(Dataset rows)

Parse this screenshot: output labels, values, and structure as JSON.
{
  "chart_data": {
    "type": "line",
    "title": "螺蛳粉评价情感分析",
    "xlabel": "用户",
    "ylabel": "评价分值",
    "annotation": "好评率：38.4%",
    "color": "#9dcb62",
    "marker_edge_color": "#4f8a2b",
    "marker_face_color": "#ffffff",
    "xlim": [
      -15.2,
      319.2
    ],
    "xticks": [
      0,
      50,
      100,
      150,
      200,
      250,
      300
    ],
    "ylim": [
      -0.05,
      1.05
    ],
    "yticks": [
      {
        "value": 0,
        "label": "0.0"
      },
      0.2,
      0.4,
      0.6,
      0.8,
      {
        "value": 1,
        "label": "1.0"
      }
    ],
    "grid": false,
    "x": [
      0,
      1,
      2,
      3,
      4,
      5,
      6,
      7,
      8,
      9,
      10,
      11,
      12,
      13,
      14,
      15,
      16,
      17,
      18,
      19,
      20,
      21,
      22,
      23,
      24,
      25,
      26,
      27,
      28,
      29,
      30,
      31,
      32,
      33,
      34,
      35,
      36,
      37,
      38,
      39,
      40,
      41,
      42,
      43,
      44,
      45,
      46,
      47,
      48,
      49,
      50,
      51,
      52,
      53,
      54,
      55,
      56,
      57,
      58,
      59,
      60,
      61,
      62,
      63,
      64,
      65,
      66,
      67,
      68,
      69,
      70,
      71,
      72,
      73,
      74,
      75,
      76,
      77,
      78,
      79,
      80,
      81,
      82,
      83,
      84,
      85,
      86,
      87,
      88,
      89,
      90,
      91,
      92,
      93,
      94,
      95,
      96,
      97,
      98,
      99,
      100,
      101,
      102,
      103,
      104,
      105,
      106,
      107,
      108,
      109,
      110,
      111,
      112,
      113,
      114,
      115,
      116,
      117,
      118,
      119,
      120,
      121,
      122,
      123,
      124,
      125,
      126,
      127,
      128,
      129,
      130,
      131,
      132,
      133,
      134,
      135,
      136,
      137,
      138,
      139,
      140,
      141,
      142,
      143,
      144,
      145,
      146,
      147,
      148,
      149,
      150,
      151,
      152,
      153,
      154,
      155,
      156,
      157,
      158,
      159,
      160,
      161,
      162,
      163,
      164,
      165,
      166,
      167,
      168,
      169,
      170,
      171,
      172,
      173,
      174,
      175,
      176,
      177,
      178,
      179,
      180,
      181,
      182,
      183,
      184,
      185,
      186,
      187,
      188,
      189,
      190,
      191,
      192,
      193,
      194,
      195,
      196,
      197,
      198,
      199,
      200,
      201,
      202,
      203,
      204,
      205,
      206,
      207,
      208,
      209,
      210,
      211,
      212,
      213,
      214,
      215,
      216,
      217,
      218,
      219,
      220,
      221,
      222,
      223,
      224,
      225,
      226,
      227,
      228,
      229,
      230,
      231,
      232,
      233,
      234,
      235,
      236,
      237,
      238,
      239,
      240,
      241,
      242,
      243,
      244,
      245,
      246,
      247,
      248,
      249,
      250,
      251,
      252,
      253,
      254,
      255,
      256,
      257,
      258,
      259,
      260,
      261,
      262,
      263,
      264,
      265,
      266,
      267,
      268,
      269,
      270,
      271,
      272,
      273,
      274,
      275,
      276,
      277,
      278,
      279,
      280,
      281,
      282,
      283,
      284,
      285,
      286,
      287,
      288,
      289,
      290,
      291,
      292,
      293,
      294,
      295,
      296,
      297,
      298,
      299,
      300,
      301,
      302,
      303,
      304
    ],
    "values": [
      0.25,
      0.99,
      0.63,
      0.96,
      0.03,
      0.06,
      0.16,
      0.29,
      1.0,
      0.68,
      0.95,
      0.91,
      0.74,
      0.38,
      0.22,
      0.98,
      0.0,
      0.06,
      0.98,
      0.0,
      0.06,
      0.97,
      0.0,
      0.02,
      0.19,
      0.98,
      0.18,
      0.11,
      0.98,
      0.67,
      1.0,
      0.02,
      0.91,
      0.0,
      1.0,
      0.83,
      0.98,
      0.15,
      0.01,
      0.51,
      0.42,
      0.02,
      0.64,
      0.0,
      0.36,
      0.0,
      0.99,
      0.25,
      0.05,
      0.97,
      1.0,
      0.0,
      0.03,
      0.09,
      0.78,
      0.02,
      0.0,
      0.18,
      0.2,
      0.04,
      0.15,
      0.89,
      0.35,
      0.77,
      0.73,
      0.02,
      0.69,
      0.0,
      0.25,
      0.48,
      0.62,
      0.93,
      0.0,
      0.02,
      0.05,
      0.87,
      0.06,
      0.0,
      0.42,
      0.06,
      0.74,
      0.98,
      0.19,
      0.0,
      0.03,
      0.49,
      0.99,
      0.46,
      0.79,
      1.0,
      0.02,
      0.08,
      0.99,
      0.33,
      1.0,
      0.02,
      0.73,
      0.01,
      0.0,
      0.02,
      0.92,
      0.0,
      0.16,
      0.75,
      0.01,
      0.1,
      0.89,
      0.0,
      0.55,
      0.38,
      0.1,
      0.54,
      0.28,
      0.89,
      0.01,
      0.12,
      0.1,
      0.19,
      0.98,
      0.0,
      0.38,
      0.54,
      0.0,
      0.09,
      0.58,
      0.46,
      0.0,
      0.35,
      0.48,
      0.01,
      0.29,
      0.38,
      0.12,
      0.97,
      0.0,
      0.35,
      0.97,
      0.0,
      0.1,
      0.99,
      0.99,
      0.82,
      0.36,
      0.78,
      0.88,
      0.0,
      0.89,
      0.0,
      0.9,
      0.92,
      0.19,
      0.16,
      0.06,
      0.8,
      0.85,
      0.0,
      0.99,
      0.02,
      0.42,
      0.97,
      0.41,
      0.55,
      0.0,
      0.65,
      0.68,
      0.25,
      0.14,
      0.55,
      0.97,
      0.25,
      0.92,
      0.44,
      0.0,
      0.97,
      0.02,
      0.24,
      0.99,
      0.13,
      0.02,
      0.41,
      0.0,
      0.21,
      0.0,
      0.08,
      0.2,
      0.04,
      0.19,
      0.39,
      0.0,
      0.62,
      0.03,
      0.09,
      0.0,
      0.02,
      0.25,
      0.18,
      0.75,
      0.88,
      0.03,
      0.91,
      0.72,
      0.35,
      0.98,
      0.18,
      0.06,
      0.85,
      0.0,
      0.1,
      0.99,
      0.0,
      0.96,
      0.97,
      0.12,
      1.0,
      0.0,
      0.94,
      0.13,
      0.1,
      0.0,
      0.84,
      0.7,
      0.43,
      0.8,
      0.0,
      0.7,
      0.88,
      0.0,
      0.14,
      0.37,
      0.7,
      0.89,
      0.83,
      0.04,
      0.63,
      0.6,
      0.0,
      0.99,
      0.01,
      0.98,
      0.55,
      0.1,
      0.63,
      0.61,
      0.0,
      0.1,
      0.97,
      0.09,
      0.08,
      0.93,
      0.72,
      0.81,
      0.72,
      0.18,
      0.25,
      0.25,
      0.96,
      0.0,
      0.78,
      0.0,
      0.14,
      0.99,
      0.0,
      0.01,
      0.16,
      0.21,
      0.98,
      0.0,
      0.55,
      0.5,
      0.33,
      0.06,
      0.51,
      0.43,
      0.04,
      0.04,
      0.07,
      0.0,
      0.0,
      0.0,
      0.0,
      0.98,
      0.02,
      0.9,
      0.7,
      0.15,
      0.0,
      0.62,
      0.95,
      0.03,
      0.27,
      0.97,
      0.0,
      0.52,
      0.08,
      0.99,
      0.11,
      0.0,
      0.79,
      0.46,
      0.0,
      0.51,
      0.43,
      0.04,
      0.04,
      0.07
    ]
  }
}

**INSTRUCTIONS TO FOLLOW**
Retype the listing above in full, with no alterations.

**CORRECT ANSWER**
Parse this screenshot: output labels, values, and structure as JSON.
{
  "chart_data": {
    "type": "line",
    "title": "螺蛳粉评价情感分析",
    "xlabel": "用户",
    "ylabel": "评价分值",
    "annotation": "好评率：38.4%",
    "color": "#9dcb62",
    "marker_edge_color": "#4f8a2b",
    "marker_face_color": "#ffffff",
    "xlim": [
      -15.2,
      319.2
    ],
    "xticks": [
      0,
      50,
      100,
      150,
      200,
      250,
      300
    ],
    "ylim": [
      -0.05,
      1.05
    ],
    "yticks": [
      {
        "value": 0,
        "label": "0.0"
      },
      0.2,
      0.4,
      0.6,
      0.8,
      {
        "value": 1,
        "label": "1.0"
      }
    ],
    "grid": false,
    "x": [
      0,
      1,
      2,
      3,
      4,
      5,
      6,
      7,
      8,
      9,
      10,
      11,
      12,
      13,
      14,
      15,
      16,
      17,
      18,
      19,
      20,
      21,
      22,
      23,
      24,
      25,
      26,
      27,
      28,
      29,
      30,
      31,
      32,
      33,
      34,
      35,
      36,
      37,
      38,
      39,
      40,
      41,
      42,
      43,
      44,
      45,
      46,
      47,
      48,
      49,
      50,
      51,
      52,
      53,
      54,
      55,
      56,
      57,
      58,
      59,
      60,
      61,
      62,
      63,
      64,
      65,
      66,
      67,
      68,
      69,
      70,
      71,
      72,
      73,
      74,
      75,
      76,
      77,
      78,
      79,
      80,
      81,
      82,
      83,
      84,
      85,
      86,
      87,
      88,
      89,
      90,
      91,
      92,
      93,
      94,
      95,
      96,
      97,
      98,
      99,
      100,
      101,
      102,
      103,
      104,
      105,
      106,
      107,
      108,
      109,
      110,
      111,
      112,
      113,
      114,
      115,
      116,
      117,
      118,
      119,
      120,
      121,
      122,
      123,
      124,
      125,
      126,
      127,
      128,
      129,
      130,
      131,
      132,
      133,
      134,
      135,
      136,
      137,
      138,
      139,
      140,
      141,
      142,
      143,
      144,
      145,
      146,
      147,
      148,
      149,
      150,
      151,
      152,
      153,
      154,
      155,
      156,
      157,
      158,
      159,
      160,
      161,
      162,
      163,
      164,
      165,
      166,
      167,
      168,
      169,
      170,
      171,
      172,
      173,
      174,
      175,
      176,
      177,
      178,
      179,
      180,
      181,
      182,
      183,
      184,
      185,
      186,
      187,
      188,
      189,
      190,
      191,
      192,
      193,
      194,
      195,
      196,
      197,
      198,
      199,
      200,
      201,
      202,
      203,
      204,
      205,
      206,
      207,
      208,
      209,
      210,
      211,
      212,
      213,
      214,
      215,
      216,
      217,
      218,
      219,
      220,
      221,
      222,
      223,
      224,
      225,
      226,
      227,
      228,
      229,
      230,
      231,
      232,
      233,
      234,
      235,
      236,
      237,
      238,
      239,
      240,
      241,
      242,
      243,
      244,
      245,
      246,
      247,
      248,
      249,
      250,
      251,
      252,
      253,
      254,
      255,
      256,
      257,
      258,
      259,
      260,
      261,
      262,
      263,
      264,
      265,
      266,
      267,
      268,
      269,
      270,
      271,
      272,
      273,
      274,
      275,
      276,
      277,
      278,
      279,
      280,
      281,
      282,
      283,
      284,
      285,
      286,
      287,
      288,
      289,
      290,
      291,
      292,
      293,
      294,
      295,
      296,
      297,
      298,
      299,
      300,
      301,
      302,
      303,
      304
    ],
    "values": [
      0.25,
      0.99,
      0.63,
      0.96,
      0.03,
      0.06,
      0.16,
      0.29,
      1.0,
      0.68,
      0.95,
      0.91,
      0.74,
      0.38,
      0.22,
      0.98,
      0.0,
      0.06,
      0.98,
      0.0,
      0.06,
      0.97,
      0.0,
      0.02,
      0.19,
      0.98,
      0.18,
      0.11,
      0.98,
      0.67,
      1.0,
      0.02,
      0.91,
      0.0,
      1.0,
      0.83,
      0.98,
      0.15,
      0.01,
      0.51,
      0.42,
      0.02,
      0.64,
      0.0,
      0.36,
      0.0,
      0.99,
      0.25,
      0.05,
      0.97,
      1.0,
      0.0,
      0.03,
      0.09,
      0.78,
      0.02,
      0.0,
      0.18,
      0.2,
      0.04,
      0.15,
      0.89,
      0.35,
      0.77,
      0.73,
      0.02,
      0.69,
      0.0,
      0.25,
      0.48,
      0.62,
      0.93,
      0.0,
      0.02,
      0.05,
      0.87,
      0.06,
      0.0,
      0.42,
      0.06,
      0.74,
      0.98,
      0.19,
      0.0,
      0.03,
      0.49,
      0.99,
      0.46,
      0.79,
      1.0,
      0.02,
      0.08,
      0.99,
      0.33,
      1.0,
      0.02,
      0.73,
      0.01,
      0.0,
      0.02,
      0.92,
      0.0,
      0.16,
      0.75,
      0.01,
      0.1,
      0.89,
      0.0,
      0.55,
      0.38,
      0.1,
      0.54,
      0.28,
      0.89,
      0.01,
      0.12,
      0.1,
      0.19,
      0.98,
      0.0,
      0.38,
      0.54,
      0.0,
      0.09,
      0.58,
      0.46,
      0.0,
      0.35,
      0.48,
      0.01,
      0.29,
      0.38,
      0.12,
      0.97,
      0.0,
      0.35,
      0.97,
      0.0,
      0.1,
      0.99,
      0.99,
      0.82,
      0.36,
      0.78,
      0.88,
      0.0,
      0.89,
      0.0,
      0.9,
      0.92,
      0.19,
      0.16,
      0.06,
      0.8,
      0.85,
      0.0,
      0.99,
      0.02,
      0.42,
      0.97,
      0.41,
      0.55,
      0.0,
      0.65,
      0.68,
      0.25,
      0.14,
      0.55,
      0.97,
      0.25,
      0.92,
      0.44,
      0.0,
      0.97,
      0.02,
      0.24,
      0.99,
      0.13,
      0.02,
      0.41,
      0.0,
      0.21,
      0.0,
      0.08,
      0.2,
      0.04,
      0.19,
      0.39,
      0.0,
      0.62,
      0.03,
      0.09,
      0.0,
      0.02,
      0.25,
      0.18,
      0.75,
      0.88,
      0.03,
      0.91,
      0.72,
      0.35,
      0.98,
      0.18,
      0.06,
      0.85,
      0.0,
      0.1,
      0.99,
      0.0,
      0.96,
      0.97,
      0.12,
      1.0,
      0.0,
      0.94,
      0.13,
      0.1,
      0.0,
      0.84,
      0.7,
      0.43,
      0.8,
      0.0,
      0.7,
      0.88,
      0.0,
      0.14,
      0.37,
      0.7,
      0.89,
      0.83,
      0.04,
      0.63,
      0.6,
      0.0,
      0.99,
      0.01,
      0.98,
      0.55,
      0.1,
      0.63,
      0.61,
      0.0,
      0.1,
      0.97,
      0.09,
      0.08,
      0.93,
      0.72,
      0.81,
      0.72,
      0.18,
      0.25,
      0.25,
      0.96,
      0.0,
      0.78,
      0.0,
      0.14,
      0.99,
      0.0,
      0.01,
      0.16,
      0.21,
      0.98,
      0.0,
      0.55,
      0.5,
      0.33,
      0.06,
      0.51,
      0.43,
      0.04,
      0.04,
      0.07,
      0.0,
      0.0,
      0.0,
      0.0,
      0.98,
      0.02,
      0.9,
      0.7,
      0.15,
      0.0,
      0.62,
      0.95,
      0.03,
      0.27,
      0.97,
      0.0,
      0.52,
      0.08,
      0.99,
      0.11,
      0.0,
      0.79,
      0.46,
      0.0,
      0.51,
      0.43,
      0.04,
      0.04,
      0.07
    ]
  }
}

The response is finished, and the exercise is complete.